Materials provided:
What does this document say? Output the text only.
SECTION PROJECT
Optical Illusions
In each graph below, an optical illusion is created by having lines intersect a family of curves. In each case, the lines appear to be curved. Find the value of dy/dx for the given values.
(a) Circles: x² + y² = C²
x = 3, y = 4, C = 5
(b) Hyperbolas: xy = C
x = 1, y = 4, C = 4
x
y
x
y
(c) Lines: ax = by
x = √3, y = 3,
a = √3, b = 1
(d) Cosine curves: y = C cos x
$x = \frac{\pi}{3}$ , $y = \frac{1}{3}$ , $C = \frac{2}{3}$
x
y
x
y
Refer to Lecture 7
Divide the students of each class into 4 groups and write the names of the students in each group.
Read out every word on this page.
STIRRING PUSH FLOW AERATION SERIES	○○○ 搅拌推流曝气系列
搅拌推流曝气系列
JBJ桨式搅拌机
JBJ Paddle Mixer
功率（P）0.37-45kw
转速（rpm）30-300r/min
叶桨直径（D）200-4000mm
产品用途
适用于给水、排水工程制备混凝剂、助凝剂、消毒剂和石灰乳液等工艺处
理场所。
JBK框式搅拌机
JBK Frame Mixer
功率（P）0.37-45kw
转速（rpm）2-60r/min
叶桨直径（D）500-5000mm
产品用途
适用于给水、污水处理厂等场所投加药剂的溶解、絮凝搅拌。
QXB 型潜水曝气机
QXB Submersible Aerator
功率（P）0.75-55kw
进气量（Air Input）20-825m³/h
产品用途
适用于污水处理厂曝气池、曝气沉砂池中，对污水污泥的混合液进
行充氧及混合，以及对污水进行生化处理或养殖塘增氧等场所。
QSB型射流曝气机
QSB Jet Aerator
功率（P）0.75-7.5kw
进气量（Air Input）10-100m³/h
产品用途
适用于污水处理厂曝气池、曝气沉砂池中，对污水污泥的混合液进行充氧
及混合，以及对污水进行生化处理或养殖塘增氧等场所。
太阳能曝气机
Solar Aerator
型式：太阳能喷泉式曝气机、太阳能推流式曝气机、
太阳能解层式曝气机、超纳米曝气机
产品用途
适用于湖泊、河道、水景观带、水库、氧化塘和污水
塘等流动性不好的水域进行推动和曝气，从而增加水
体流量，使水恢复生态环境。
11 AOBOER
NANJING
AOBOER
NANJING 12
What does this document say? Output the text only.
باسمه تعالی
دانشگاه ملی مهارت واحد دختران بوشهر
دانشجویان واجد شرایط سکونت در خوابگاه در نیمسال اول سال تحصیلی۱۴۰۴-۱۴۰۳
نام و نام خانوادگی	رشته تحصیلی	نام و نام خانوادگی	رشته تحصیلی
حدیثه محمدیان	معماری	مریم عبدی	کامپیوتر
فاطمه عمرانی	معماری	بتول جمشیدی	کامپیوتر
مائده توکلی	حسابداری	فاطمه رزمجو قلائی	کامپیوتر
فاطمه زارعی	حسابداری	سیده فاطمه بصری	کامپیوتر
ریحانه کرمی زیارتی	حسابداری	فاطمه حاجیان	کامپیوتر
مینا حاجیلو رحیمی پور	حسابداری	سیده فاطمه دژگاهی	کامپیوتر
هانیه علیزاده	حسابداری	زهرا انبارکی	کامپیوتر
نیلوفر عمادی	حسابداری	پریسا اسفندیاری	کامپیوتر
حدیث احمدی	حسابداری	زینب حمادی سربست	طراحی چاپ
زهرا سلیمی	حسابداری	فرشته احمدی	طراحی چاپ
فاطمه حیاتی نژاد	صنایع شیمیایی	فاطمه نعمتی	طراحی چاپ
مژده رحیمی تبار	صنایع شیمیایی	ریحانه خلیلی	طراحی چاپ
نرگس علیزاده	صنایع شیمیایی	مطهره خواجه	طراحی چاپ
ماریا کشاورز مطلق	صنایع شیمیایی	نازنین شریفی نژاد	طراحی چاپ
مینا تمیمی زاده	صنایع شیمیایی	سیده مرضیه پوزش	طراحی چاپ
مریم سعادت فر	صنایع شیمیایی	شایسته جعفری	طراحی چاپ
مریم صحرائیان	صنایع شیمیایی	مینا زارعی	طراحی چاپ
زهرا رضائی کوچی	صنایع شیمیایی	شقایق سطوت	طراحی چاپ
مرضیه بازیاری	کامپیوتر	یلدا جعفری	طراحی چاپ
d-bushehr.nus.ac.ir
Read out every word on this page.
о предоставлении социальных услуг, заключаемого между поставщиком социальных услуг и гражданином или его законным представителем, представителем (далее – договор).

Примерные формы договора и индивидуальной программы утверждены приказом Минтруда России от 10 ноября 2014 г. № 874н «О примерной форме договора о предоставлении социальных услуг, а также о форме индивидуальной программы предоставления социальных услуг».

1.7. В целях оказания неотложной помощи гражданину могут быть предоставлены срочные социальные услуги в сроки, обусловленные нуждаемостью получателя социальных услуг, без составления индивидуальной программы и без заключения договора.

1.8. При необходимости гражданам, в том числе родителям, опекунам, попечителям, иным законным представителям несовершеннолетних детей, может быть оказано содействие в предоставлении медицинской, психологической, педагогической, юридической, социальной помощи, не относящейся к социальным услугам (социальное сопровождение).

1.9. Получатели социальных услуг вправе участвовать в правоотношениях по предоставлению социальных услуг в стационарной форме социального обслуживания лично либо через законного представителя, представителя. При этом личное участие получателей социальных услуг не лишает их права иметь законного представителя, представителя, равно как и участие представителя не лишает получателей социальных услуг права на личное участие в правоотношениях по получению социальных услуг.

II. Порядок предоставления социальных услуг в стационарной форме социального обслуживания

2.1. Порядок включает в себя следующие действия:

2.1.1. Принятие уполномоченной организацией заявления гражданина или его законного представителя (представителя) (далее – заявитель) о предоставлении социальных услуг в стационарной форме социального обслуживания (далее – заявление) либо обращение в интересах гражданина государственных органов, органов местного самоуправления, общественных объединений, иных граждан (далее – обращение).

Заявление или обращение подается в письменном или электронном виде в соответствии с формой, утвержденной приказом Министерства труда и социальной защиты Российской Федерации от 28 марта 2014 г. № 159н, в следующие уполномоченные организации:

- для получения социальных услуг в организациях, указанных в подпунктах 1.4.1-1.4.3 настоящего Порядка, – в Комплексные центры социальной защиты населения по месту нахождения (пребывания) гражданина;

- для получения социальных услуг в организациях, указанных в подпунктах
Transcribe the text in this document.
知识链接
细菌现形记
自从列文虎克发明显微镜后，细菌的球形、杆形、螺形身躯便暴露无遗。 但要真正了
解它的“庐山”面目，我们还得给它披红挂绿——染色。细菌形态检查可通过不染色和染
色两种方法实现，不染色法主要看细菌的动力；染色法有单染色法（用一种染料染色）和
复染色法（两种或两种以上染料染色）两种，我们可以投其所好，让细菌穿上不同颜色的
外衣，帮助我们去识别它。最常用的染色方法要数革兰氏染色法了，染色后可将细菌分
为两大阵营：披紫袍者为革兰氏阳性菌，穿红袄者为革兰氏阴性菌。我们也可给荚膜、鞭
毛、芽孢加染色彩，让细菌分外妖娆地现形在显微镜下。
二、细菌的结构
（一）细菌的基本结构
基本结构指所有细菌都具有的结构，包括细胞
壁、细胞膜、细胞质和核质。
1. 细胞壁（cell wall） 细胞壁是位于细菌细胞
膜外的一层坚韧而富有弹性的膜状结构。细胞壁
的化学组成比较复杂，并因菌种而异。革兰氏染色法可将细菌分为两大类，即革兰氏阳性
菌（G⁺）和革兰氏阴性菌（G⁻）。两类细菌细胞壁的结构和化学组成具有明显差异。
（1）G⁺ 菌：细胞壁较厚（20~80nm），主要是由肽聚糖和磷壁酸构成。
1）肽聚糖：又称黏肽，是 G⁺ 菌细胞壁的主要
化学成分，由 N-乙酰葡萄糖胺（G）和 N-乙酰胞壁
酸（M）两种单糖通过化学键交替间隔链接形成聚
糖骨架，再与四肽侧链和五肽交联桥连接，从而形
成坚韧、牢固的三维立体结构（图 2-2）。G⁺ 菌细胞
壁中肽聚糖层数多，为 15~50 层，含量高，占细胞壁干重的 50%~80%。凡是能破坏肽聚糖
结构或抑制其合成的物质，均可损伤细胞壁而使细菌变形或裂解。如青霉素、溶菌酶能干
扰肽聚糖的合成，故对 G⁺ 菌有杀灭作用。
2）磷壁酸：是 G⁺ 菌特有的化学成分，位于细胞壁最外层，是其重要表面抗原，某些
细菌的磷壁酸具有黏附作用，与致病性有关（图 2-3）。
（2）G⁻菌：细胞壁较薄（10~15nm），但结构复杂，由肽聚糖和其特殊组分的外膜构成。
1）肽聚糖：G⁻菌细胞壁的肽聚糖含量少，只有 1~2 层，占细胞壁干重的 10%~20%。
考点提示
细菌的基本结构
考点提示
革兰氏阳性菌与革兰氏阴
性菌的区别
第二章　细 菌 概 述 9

Exercise: Of the lines in the material, how many contain the word "以及对污水进行生化处理或养殖塘增氧等场所"? Reply with the number and nothing else.

The output: 2